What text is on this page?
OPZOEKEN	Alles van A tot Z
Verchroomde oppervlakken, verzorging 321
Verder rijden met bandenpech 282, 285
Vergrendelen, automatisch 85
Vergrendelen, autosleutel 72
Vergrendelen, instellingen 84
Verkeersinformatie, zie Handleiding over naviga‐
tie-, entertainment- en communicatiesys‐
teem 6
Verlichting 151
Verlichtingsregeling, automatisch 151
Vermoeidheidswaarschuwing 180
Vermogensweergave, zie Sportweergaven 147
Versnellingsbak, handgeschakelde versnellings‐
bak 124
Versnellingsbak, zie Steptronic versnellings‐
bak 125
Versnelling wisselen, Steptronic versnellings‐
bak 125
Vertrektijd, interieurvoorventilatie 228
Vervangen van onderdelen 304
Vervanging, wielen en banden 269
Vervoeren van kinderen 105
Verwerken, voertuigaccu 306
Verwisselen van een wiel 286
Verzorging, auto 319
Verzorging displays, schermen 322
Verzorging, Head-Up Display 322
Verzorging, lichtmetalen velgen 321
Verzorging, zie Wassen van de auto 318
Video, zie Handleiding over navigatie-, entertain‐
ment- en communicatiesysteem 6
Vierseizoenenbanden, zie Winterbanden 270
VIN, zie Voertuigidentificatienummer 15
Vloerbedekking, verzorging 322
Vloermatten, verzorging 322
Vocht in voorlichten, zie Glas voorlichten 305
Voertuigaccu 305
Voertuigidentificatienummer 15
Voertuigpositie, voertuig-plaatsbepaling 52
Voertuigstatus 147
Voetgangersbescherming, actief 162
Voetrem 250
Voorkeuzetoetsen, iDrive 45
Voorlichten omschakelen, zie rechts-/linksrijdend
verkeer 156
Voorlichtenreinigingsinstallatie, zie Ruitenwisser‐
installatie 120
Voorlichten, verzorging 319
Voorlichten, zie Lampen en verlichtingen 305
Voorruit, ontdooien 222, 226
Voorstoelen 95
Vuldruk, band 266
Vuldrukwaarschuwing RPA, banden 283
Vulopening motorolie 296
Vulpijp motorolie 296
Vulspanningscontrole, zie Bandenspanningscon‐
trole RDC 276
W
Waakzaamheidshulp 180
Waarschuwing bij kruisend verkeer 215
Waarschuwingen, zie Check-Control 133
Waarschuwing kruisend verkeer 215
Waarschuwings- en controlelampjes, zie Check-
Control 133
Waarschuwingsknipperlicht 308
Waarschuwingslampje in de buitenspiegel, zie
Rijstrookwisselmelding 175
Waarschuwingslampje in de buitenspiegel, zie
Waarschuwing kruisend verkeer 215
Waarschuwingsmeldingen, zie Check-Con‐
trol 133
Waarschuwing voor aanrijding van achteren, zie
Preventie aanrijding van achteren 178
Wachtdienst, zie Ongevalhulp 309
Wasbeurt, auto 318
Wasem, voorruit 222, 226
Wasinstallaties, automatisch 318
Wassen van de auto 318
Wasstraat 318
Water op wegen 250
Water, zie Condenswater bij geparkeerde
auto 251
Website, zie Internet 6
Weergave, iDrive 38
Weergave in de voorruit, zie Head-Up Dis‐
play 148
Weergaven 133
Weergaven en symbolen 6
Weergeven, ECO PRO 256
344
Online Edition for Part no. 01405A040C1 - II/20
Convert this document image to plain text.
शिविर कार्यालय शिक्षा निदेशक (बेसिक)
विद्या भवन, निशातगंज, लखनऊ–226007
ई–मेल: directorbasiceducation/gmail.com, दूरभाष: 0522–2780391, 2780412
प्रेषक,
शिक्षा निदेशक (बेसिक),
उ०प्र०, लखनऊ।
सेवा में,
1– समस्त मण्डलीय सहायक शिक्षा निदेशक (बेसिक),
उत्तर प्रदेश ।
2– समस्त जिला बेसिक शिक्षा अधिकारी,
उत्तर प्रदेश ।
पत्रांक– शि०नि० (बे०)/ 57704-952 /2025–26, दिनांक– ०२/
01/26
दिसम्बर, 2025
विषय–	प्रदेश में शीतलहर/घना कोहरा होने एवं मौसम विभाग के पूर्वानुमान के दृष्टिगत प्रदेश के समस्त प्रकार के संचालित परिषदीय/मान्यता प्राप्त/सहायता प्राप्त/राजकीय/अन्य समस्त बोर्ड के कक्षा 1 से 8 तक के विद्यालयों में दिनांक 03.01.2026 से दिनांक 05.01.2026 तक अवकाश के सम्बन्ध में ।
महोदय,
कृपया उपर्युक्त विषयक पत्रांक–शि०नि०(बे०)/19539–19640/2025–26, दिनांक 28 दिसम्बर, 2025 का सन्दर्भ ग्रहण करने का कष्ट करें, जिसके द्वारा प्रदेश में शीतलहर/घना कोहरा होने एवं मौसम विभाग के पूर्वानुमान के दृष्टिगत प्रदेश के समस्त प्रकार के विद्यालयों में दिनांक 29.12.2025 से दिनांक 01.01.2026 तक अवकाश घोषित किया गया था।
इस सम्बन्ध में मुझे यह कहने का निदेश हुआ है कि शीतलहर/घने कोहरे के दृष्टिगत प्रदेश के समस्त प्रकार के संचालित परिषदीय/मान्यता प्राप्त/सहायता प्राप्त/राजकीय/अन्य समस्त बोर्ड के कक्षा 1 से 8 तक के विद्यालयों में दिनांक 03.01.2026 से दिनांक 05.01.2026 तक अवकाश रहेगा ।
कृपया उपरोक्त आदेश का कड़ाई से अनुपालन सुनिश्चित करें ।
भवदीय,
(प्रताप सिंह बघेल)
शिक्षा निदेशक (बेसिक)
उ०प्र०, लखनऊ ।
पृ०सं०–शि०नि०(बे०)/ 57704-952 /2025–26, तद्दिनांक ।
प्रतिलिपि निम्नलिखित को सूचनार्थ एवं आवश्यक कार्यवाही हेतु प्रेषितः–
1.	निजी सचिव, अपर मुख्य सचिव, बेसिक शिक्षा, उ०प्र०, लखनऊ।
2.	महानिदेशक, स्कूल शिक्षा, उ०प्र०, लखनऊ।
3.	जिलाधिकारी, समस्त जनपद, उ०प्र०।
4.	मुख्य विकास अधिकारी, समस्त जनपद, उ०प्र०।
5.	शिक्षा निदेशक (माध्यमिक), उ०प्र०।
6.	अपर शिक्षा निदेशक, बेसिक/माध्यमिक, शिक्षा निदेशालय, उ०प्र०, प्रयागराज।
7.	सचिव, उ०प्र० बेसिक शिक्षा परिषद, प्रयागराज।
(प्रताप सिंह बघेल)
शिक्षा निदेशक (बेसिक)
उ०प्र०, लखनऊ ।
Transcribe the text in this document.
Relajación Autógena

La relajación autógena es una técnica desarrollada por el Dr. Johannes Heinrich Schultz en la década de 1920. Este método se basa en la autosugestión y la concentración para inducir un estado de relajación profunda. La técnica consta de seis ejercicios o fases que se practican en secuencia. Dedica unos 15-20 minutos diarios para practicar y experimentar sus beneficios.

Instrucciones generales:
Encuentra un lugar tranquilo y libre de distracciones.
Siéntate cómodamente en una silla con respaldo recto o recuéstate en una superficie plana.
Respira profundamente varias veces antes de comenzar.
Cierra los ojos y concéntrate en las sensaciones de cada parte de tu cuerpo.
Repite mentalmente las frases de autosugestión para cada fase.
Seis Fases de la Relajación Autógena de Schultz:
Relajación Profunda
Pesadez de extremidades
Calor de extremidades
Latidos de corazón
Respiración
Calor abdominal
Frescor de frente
========
Aim of the exercise: Please repeat all the records above exactly as they appear.

Solved exercise:
What text is on this page?
OPZOEKEN	Alles van A tot Z
Verchroomde oppervlakken, verzorging 321
Verder rijden met bandenpech 282, 285
Vergrendelen, automatisch 85
Vergrendelen, autosleutel 72
Vergrendelen, instellingen 84
Verkeersinformatie, zie Handleiding over naviga‐
tie-, entertainment- en communicatiesys‐
teem 6
Verlichting 151
Verlichtingsregeling, automatisch 151
Vermoeidheidswaarschuwing 180
Vermogensweergave, zie Sportweergaven 147
Versnellingsbak, handgeschakelde versnellings‐
bak 124
Versnellingsbak, zie Steptronic versnellings‐
bak 125
Versnelling wisselen, Steptronic versnellings‐
bak 125
Vertrektijd, interieurvoorventilatie 228
Vervangen van onderdelen 304
Vervanging, wielen en banden 269
Vervoeren van kinderen 105
Verwerken, voertuigaccu 306
Verwisselen van een wiel 286
Verzorging, auto 319
Verzorging displays, schermen 322
Verzorging, Head-Up Display 322
Verzorging, lichtmetalen velgen 321
Verzorging, zie Wassen van de auto 318
Video, zie Handleiding over navigatie-, entertain‐
ment- en communicatiesysteem 6
Vierseizoenenbanden, zie Winterbanden 270
VIN, zie Voertuigidentificatienummer 15
Vloerbedekking, verzorging 322
Vloermatten, verzorging 322
Vocht in voorlichten, zie Glas voorlichten 305
Voertuigaccu 305
Voertuigidentificatienummer 15
Voertuigpositie, voertuig-plaatsbepaling 52
Voertuigstatus 147
Voetgangersbescherming, actief 162
Voetrem 250
Voorkeuzetoetsen, iDrive 45
Voorlichten omschakelen, zie rechts-/linksrijdend
verkeer 156
Voorlichtenreinigingsinstallatie, zie Ruitenwisser‐
installatie 120
Voorlichten, verzorging 319
Voorlichten, zie Lampen en verlichtingen 305
Voorruit, ontdooien 222, 226
Voorstoelen 95
Vuldruk, band 266
Vuldrukwaarschuwing RPA, banden 283
Vulopening motorolie 296
Vulpijp motorolie 296
Vulspanningscontrole, zie Bandenspanningscon‐
trole RDC 276
W
Waakzaamheidshulp 180
Waarschuwing bij kruisend verkeer 215
Waarschuwingen, zie Check-Control 133
Waarschuwing kruisend verkeer 215
Waarschuwings- en controlelampjes, zie Check-
Control 133
Waarschuwingsknipperlicht 308
Waarschuwingslampje in de buitenspiegel, zie
Rijstrookwisselmelding 175
Waarschuwingslampje in de buitenspiegel, zie
Waarschuwing kruisend verkeer 215
Waarschuwingsmeldingen, zie Check-Con‐
trol 133
Waarschuwing voor aanrijding van achteren, zie
Preventie aanrijding van achteren 178
Wachtdienst, zie Ongevalhulp 309
Wasbeurt, auto 318
Wasem, voorruit 222, 226
Wasinstallaties, automatisch 318
Wassen van de auto 318
Wasstraat 318
Water op wegen 250
Water, zie Condenswater bij geparkeerde
auto 251
Website, zie Internet 6
Weergave, iDrive 38
Weergave in de voorruit, zie Head-Up Dis‐
play 148
Weergaven 133
Weergaven en symbolen 6
Weergeven, ECO PRO 256
344
Online Edition for Part no. 01405A040C1 - II/20
Convert this document image to plain text.
शिविर कार्यालय शिक्षा निदेशक (बेसिक)
विद्या भवन, निशातगंज, लखनऊ–226007
ई–मेल: directorbasiceducation/gmail.com, दूरभाष: 0522–2780391, 2780412
प्रेषक,
शिक्षा निदेशक (बेसिक),
उ०प्र०, लखनऊ।
सेवा में,
1– समस्त मण्डलीय सहायक शिक्षा निदेशक (बेसिक),
उत्तर प्रदेश ।
2– समस्त जिला बेसिक शिक्षा अधिकारी,
उत्तर प्रदेश ।
पत्रांक– शि०नि० (बे०)/ 57704-952 /2025–26, दिनांक– ०२/
01/26
दिसम्बर, 2025
विषय–	प्रदेश में शीतलहर/घना कोहरा होने एवं मौसम विभाग के पूर्वानुमान के दृष्टिगत प्रदेश के समस्त प्रकार के संचालित परिषदीय/मान्यता प्राप्त/सहायता प्राप्त/राजकीय/अन्य समस्त बोर्ड के कक्षा 1 से 8 तक के विद्यालयों में दिनांक 03.01.2026 से दिनांक 05.01.2026 तक अवकाश के सम्बन्ध में ।
महोदय,
कृपया उपर्युक्त विषयक पत्रांक–शि०नि०(बे०)/19539–19640/2025–26, दिनांक 28 दिसम्बर, 2025 का सन्दर्भ ग्रहण करने का कष्ट करें, जिसके द्वारा प्रदेश में शीतलहर/घना कोहरा होने एवं मौसम विभाग के पूर्वानुमान के दृष्टिगत प्रदेश के समस्त प्रकार के विद्यालयों में दिनांक 29.12.2025 से दिनांक 01.01.2026 तक अवकाश घोषित किया गया था।
इस सम्बन्ध में मुझे यह कहने का निदेश हुआ है कि शीतलहर/घने कोहरे के दृष्टिगत प्रदेश के समस्त प्रकार के संचालित परिषदीय/मान्यता प्राप्त/सहायता प्राप्त/राजकीय/अन्य समस्त बोर्ड के कक्षा 1 से 8 तक के विद्यालयों में दिनांक 03.01.2026 से दिनांक 05.01.2026 तक अवकाश रहेगा ।
कृपया उपरोक्त आदेश का कड़ाई से अनुपालन सुनिश्चित करें ।
भवदीय,
(प्रताप सिंह बघेल)
शिक्षा निदेशक (बेसिक)
उ०प्र०, लखनऊ ।
पृ०सं०–शि०नि०(बे०)/ 57704-952 /2025–26, तद्दिनांक ।
प्रतिलिपि निम्नलिखित को सूचनार्थ एवं आवश्यक कार्यवाही हेतु प्रेषितः–
1.	निजी सचिव, अपर मुख्य सचिव, बेसिक शिक्षा, उ०प्र०, लखनऊ।
2.	महानिदेशक, स्कूल शिक्षा, उ०प्र०, लखनऊ।
3.	जिलाधिकारी, समस्त जनपद, उ०प्र०।
4.	मुख्य विकास अधिकारी, समस्त जनपद, उ०प्र०।
5.	शिक्षा निदेशक (माध्यमिक), उ०प्र०।
6.	अपर शिक्षा निदेशक, बेसिक/माध्यमिक, शिक्षा निदेशालय, उ०प्र०, प्रयागराज।
7.	सचिव, उ०प्र० बेसिक शिक्षा परिषद, प्रयागराज।
(प्रताप सिंह बघेल)
शिक्षा निदेशक (बेसिक)
उ०प्र०, लखनऊ ।
Transcribe the text in this document.
Relajación Autógena

La relajación autógena es una técnica desarrollada por el Dr. Johannes Heinrich Schultz en la década de 1920. Este método se basa en la autosugestión y la concentración para inducir un estado de relajación profunda. La técnica consta de seis ejercicios o fases que se practican en secuencia. Dedica unos 15-20 minutos diarios para practicar y experimentar sus beneficios.

Instrucciones generales:
Encuentra un lugar tranquilo y libre de distracciones.
Siéntate cómodamente en una silla con respaldo recto o recuéstate en una superficie plana.
Respira profundamente varias veces antes de comenzar.
Cierra los ojos y concéntrate en las sensaciones de cada parte de tu cuerpo.
Repite mentalmente las frases de autosugestión para cada fase.
Seis Fases de la Relajación Autógena de Schultz:
Relajación Profunda
Pesadez de extremidades
Calor de extremidades
Latidos de corazón
Respiración
Calor abdominal
Frescor de frente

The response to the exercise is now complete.